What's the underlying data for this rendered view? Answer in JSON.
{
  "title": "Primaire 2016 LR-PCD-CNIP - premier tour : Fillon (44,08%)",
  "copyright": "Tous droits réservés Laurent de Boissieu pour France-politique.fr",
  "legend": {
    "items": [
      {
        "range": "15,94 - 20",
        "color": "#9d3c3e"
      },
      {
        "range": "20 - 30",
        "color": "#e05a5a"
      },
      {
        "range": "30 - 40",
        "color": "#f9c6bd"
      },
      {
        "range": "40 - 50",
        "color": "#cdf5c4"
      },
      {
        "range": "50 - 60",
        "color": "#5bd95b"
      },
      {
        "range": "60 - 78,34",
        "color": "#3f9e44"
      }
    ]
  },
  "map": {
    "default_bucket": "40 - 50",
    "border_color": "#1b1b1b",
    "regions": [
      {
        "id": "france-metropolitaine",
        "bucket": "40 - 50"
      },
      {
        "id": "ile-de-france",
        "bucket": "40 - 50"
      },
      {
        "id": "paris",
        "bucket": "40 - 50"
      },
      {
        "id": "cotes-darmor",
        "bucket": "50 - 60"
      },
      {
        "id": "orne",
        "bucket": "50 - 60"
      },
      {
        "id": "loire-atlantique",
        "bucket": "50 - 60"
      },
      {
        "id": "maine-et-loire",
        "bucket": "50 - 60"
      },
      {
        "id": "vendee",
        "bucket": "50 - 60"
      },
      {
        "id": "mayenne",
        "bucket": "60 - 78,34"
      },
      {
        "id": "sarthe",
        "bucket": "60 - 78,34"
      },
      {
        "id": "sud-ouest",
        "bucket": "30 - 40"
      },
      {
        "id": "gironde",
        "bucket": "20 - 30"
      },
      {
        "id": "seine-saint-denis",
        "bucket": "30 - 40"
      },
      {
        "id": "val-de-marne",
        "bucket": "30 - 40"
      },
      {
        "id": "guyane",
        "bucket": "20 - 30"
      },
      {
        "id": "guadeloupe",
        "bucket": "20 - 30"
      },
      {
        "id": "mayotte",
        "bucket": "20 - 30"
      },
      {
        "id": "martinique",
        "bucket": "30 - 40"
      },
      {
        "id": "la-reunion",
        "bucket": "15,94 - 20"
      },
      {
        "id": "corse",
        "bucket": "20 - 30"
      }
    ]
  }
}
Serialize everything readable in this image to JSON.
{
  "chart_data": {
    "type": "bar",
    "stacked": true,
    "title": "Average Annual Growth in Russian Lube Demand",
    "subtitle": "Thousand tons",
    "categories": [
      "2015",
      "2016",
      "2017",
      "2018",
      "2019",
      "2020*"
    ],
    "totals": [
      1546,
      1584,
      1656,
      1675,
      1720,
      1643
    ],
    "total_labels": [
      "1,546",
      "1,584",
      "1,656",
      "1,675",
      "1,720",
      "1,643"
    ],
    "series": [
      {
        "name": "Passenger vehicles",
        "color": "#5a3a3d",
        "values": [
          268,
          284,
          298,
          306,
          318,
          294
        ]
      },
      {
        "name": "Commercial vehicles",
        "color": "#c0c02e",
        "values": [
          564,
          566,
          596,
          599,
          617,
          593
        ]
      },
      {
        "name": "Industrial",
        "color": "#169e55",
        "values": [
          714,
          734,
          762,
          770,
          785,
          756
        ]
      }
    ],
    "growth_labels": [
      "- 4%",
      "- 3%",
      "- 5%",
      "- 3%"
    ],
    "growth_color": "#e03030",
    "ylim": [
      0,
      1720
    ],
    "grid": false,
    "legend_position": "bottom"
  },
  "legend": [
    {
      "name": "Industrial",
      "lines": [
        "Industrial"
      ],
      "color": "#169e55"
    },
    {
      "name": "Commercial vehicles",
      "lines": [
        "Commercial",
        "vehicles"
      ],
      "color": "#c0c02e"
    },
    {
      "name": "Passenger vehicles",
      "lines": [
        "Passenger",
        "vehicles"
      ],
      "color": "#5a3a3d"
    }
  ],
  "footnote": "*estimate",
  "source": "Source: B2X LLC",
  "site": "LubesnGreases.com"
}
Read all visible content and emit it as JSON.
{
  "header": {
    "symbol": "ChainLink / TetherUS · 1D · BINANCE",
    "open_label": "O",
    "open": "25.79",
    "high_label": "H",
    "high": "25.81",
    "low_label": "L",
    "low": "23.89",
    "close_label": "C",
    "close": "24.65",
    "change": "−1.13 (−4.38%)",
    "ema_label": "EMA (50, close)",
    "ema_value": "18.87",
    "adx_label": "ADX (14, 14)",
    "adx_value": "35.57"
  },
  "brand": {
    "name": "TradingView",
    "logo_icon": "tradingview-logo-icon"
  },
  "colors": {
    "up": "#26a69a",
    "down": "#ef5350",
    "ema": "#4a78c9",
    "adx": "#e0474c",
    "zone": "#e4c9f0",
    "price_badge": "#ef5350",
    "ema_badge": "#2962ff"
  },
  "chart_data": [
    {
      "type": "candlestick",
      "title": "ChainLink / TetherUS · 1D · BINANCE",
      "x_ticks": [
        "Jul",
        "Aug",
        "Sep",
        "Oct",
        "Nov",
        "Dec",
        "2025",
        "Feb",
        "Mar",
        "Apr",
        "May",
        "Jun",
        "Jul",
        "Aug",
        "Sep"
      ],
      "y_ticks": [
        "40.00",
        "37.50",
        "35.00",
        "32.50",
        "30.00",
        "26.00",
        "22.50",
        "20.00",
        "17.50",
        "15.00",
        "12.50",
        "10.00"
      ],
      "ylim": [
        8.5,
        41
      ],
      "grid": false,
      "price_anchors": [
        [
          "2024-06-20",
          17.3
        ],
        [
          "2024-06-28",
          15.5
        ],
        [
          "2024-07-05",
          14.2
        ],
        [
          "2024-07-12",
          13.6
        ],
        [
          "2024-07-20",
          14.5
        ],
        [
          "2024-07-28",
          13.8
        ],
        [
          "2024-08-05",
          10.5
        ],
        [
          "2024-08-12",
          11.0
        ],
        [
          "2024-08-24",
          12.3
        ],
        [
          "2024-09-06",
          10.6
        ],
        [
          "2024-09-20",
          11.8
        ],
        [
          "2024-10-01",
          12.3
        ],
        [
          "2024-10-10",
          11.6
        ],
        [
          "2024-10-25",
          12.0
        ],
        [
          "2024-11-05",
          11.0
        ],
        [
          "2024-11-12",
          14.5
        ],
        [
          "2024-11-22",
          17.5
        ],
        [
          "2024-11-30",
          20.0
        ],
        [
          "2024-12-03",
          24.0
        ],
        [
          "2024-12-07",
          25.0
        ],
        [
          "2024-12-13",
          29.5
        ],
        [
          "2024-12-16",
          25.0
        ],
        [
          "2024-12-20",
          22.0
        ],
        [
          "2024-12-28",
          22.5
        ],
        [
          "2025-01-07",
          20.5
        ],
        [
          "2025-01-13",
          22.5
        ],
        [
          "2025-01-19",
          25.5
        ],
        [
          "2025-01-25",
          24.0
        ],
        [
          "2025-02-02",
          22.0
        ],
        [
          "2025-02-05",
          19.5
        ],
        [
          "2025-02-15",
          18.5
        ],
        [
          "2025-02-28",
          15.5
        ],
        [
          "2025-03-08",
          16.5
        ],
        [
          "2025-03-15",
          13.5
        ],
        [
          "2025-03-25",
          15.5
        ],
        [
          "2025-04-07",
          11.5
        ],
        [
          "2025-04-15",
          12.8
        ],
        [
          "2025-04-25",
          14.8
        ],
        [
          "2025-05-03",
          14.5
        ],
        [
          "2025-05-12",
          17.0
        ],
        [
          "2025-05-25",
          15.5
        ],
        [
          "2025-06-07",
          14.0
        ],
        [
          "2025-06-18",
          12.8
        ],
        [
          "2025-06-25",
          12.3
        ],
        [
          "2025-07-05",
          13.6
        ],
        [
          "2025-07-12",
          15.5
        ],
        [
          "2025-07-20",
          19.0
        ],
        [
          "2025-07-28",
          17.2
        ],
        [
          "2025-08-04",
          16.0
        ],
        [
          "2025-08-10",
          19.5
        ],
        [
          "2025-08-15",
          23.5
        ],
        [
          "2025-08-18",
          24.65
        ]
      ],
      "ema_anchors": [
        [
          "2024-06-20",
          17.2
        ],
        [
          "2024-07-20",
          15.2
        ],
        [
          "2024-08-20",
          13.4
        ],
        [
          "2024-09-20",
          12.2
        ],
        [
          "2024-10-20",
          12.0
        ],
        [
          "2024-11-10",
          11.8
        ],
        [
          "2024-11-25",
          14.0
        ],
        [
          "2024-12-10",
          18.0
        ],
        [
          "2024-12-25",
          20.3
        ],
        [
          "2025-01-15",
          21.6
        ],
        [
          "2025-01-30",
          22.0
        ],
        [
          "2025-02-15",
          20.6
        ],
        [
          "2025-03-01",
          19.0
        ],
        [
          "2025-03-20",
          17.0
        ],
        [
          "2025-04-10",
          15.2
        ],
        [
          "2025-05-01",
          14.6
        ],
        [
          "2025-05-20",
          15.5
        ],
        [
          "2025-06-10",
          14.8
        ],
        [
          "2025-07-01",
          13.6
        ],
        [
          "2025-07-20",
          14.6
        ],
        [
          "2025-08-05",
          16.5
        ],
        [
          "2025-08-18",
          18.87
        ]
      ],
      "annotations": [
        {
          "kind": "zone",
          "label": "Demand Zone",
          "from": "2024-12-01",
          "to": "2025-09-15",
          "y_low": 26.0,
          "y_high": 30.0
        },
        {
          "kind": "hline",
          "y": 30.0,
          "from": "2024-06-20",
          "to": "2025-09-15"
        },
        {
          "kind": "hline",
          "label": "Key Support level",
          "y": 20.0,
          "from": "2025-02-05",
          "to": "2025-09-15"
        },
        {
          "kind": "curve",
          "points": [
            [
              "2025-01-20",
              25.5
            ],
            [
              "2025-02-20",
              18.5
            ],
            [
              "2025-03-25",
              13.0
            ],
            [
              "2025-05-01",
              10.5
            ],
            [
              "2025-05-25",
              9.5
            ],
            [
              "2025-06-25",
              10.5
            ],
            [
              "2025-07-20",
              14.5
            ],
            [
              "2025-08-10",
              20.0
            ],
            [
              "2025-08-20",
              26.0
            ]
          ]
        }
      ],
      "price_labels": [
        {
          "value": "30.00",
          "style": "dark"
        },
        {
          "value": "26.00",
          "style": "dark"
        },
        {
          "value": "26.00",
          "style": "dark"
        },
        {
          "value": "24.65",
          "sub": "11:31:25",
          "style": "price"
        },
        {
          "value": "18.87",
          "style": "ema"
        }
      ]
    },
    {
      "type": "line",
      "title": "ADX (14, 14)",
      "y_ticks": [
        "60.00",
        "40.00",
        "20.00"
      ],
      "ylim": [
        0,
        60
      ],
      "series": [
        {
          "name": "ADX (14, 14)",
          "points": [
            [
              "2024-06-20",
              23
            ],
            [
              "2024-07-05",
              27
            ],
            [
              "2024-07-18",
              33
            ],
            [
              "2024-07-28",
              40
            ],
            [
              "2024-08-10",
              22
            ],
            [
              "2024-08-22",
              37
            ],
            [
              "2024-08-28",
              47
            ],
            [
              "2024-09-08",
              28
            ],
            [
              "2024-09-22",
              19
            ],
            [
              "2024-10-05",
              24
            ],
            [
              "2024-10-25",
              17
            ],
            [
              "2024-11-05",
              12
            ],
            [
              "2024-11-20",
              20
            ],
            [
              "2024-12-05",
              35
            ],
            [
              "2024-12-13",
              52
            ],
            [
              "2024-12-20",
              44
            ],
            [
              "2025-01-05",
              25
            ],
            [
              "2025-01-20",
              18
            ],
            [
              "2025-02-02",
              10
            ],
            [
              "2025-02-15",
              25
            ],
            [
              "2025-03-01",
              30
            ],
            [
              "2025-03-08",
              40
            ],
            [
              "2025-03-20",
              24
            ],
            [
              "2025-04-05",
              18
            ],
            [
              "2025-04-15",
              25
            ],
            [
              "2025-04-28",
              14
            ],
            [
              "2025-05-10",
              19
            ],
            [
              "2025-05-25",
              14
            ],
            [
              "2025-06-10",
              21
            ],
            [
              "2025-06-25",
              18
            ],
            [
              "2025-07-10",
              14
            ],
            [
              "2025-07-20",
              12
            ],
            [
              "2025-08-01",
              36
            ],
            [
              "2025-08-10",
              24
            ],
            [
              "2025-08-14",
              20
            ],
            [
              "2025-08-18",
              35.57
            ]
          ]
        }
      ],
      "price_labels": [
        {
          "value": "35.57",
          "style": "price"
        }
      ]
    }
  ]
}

Short task:
Copy each line that holds the word "kind".

Task result:
          "kind": "zone",
          "kind": "hline",
          "kind": "hline",
          "kind": "curve",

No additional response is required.